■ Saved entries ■
------------------------
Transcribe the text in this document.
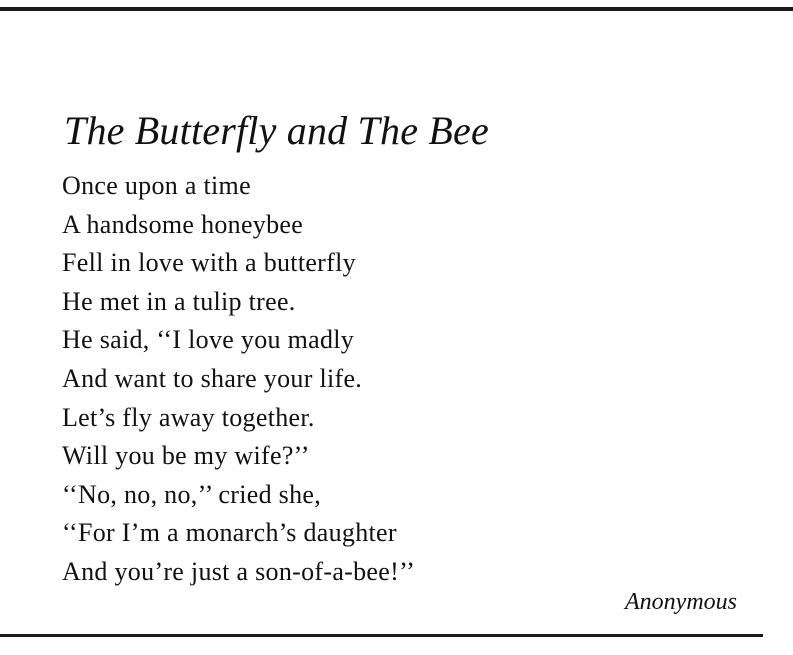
The Butterfly and The Bee
Once upon a time
A handsome honeybee
Fell in love with a butterfly
He met in a tulip tree.
He said, ‘‘I love you madly
And want to share your life.
Let’s fly away together.
Will you be my wife?’’
‘‘No, no, no,’’ cried she,
‘‘For I’m a monarch’s daughter
And you’re just a son-of-a-bee!’’
Anonymous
------------------------
■ What to work on ■
Go through the data above and transcribe it in full, omitting any image.

■ Result of this exercise ■
Transcribe the text in this document.
The Butterfly and The Bee
Once upon a time
A handsome honeybee
Fell in love with a butterfly
He met in a tulip tree.
He said, ‘‘I love you madly
And want to share your life.
Let’s fly away together.
Will you be my wife?’’
‘‘No, no, no,’’ cried she,
‘‘For I’m a monarch’s daughter
And you’re just a son-of-a-bee!’’
Anonymous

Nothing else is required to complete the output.